▶
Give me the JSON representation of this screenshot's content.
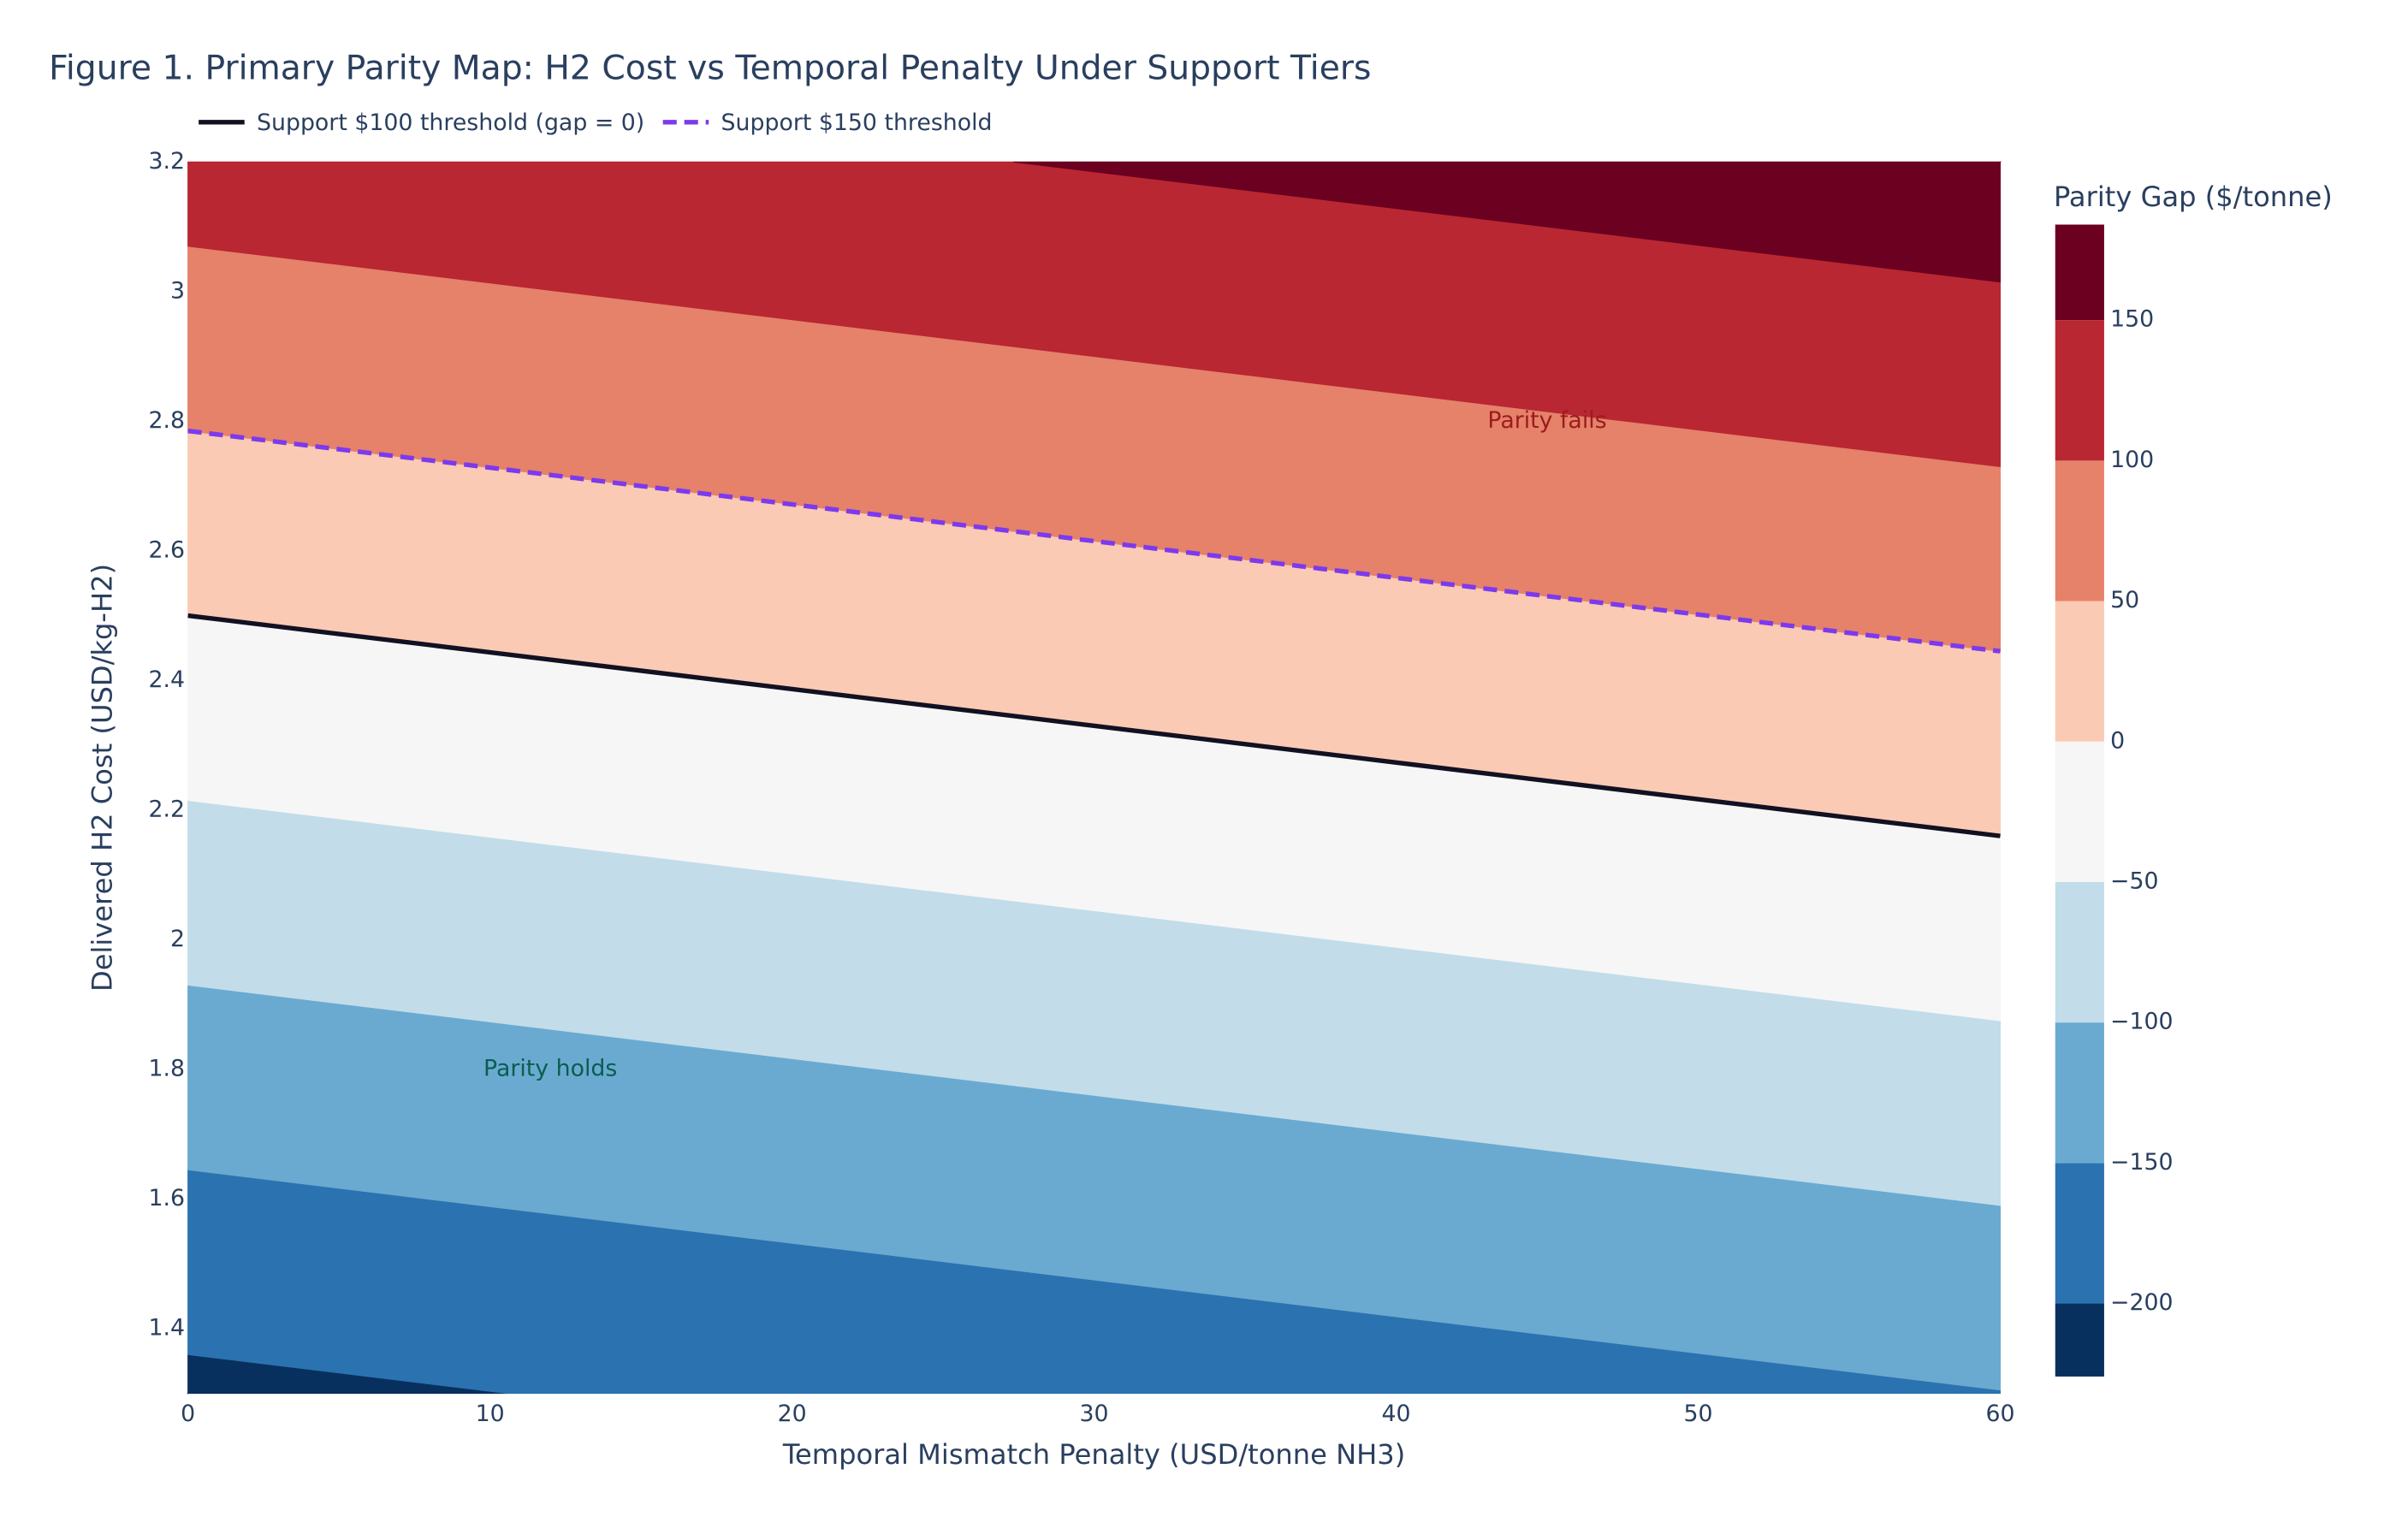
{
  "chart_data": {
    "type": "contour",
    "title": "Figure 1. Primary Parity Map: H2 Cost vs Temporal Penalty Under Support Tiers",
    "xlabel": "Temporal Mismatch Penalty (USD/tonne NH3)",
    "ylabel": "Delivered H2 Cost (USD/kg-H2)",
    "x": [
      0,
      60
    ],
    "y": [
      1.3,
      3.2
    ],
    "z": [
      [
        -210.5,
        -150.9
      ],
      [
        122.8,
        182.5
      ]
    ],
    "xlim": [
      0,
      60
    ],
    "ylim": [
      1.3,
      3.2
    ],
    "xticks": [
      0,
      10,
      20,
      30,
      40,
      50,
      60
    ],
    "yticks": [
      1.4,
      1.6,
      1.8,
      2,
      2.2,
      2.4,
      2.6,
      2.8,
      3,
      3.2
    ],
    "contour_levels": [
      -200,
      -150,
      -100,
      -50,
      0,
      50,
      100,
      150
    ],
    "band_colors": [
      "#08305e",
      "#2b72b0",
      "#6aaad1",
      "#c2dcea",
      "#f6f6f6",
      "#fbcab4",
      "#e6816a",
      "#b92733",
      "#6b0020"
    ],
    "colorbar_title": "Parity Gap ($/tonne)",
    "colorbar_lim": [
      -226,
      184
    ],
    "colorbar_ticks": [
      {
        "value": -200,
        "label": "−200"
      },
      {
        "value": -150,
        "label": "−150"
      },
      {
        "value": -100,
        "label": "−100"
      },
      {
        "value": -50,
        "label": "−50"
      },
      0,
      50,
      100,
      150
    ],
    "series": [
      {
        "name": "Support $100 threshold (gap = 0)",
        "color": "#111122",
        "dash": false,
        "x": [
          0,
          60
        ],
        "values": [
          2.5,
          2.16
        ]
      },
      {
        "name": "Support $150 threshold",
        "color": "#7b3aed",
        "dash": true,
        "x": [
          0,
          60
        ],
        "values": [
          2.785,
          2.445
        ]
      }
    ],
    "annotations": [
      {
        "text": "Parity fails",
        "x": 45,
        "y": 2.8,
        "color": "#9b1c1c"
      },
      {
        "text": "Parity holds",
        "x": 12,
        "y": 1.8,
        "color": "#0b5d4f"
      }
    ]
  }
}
◀
▶
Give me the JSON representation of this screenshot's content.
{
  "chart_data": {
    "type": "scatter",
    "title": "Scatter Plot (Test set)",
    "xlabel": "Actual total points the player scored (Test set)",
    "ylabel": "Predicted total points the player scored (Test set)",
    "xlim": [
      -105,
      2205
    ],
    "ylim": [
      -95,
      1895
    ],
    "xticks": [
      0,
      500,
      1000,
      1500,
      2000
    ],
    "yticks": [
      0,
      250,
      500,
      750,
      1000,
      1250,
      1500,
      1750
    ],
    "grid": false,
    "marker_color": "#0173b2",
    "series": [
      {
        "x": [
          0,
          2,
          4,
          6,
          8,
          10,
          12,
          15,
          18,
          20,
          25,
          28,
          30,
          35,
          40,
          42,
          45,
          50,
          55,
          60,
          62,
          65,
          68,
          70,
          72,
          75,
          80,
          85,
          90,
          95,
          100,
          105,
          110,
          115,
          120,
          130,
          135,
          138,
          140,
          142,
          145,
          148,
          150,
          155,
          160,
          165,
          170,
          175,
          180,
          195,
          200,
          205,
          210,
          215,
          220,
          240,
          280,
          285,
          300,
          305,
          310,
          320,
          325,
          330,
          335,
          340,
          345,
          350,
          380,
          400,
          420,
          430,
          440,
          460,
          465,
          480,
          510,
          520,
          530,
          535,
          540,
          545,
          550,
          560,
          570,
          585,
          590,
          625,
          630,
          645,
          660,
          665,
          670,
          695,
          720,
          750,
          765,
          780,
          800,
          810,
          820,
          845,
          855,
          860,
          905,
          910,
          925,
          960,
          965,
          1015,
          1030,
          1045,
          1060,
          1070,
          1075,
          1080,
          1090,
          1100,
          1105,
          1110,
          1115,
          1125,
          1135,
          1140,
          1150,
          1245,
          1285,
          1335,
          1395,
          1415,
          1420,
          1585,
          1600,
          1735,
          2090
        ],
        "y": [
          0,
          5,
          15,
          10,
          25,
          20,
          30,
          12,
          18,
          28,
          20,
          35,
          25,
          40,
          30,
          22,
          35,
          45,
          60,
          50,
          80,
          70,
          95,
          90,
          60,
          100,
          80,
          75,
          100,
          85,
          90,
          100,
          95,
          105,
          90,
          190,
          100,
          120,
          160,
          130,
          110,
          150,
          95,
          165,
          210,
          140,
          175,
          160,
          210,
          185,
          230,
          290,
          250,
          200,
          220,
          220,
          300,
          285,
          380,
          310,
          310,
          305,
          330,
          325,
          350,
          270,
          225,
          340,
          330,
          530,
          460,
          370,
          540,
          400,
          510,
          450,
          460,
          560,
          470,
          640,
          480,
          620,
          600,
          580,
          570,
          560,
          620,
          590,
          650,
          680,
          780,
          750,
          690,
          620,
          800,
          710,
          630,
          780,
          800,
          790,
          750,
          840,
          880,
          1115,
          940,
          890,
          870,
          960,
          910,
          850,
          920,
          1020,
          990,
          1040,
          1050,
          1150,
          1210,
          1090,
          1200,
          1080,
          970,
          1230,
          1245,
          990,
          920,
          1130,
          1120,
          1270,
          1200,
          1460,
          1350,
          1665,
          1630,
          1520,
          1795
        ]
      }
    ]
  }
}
◀
AIM OF THE EXERCISE
Identify all lines in the records above with the word "text".

ANSWER
        "text": "Parity fails",
        "text": "Parity holds",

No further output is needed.